◆ SET PROBLEM ◆
Present the following data again exactly as it is shown.

Entries with figure data
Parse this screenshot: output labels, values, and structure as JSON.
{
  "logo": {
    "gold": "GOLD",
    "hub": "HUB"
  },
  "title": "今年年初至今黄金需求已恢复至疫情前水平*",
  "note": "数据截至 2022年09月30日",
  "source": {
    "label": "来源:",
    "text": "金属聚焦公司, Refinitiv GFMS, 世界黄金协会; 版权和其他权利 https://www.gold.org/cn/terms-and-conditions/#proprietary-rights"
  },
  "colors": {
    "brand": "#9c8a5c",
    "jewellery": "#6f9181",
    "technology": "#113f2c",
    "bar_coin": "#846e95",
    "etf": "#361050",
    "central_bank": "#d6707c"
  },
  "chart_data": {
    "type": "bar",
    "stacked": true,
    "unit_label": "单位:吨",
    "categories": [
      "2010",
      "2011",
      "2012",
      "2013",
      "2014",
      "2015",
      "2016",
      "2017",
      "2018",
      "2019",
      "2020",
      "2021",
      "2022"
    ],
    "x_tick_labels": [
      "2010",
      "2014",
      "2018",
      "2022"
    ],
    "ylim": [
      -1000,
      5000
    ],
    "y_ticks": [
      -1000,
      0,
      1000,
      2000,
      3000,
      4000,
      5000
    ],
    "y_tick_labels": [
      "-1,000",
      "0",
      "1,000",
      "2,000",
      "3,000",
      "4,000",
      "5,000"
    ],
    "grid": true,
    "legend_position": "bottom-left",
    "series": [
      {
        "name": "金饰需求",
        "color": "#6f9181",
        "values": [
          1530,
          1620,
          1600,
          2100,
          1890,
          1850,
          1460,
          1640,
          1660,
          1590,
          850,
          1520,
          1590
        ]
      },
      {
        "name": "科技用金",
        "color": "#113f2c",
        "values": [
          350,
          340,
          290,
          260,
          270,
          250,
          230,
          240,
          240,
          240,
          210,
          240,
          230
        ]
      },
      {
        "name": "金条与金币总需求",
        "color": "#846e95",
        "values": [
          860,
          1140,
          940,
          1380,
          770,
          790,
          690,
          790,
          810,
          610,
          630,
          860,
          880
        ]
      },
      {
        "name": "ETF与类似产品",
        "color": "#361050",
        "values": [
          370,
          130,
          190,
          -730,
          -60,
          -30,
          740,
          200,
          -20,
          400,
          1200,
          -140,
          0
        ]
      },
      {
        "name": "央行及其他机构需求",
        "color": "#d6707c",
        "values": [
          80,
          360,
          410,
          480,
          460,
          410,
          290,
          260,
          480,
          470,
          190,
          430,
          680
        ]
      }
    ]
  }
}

◆ OUTPUT ◆
Parse this screenshot: output labels, values, and structure as JSON.
{
  "logo": {
    "gold": "GOLD",
    "hub": "HUB"
  },
  "title": "今年年初至今黄金需求已恢复至疫情前水平*",
  "note": "数据截至 2022年09月30日",
  "source": {
    "label": "来源:",
    "text": "金属聚焦公司, Refinitiv GFMS, 世界黄金协会; 版权和其他权利 https://www.gold.org/cn/terms-and-conditions/#proprietary-rights"
  },
  "colors": {
    "brand": "#9c8a5c",
    "jewellery": "#6f9181",
    "technology": "#113f2c",
    "bar_coin": "#846e95",
    "etf": "#361050",
    "central_bank": "#d6707c"
  },
  "chart_data": {
    "type": "bar",
    "stacked": true,
    "unit_label": "单位:吨",
    "categories": [
      "2010",
      "2011",
      "2012",
      "2013",
      "2014",
      "2015",
      "2016",
      "2017",
      "2018",
      "2019",
      "2020",
      "2021",
      "2022"
    ],
    "x_tick_labels": [
      "2010",
      "2014",
      "2018",
      "2022"
    ],
    "ylim": [
      -1000,
      5000
    ],
    "y_ticks": [
      -1000,
      0,
      1000,
      2000,
      3000,
      4000,
      5000
    ],
    "y_tick_labels": [
      "-1,000",
      "0",
      "1,000",
      "2,000",
      "3,000",
      "4,000",
      "5,000"
    ],
    "grid": true,
    "legend_position": "bottom-left",
    "series": [
      {
        "name": "金饰需求",
        "color": "#6f9181",
        "values": [
          1530,
          1620,
          1600,
          2100,
          1890,
          1850,
          1460,
          1640,
          1660,
          1590,
          850,
          1520,
          1590
        ]
      },
      {
        "name": "科技用金",
        "color": "#113f2c",
        "values": [
          350,
          340,
          290,
          260,
          270,
          250,
          230,
          240,
          240,
          240,
          210,
          240,
          230
        ]
      },
      {
        "name": "金条与金币总需求",
        "color": "#846e95",
        "values": [
          860,
          1140,
          940,
          1380,
          770,
          790,
          690,
          790,
          810,
          610,
          630,
          860,
          880
        ]
      },
      {
        "name": "ETF与类似产品",
        "color": "#361050",
        "values": [
          370,
          130,
          190,
          -730,
          -60,
          -30,
          740,
          200,
          -20,
          400,
          1200,
          -140,
          0
        ]
      },
      {
        "name": "央行及其他机构需求",
        "color": "#d6707c",
        "values": [
          80,
          360,
          410,
          480,
          460,
          410,
          290,
          260,
          480,
          470,
          190,
          430,
          680
        ]
      }
    ]
  }
}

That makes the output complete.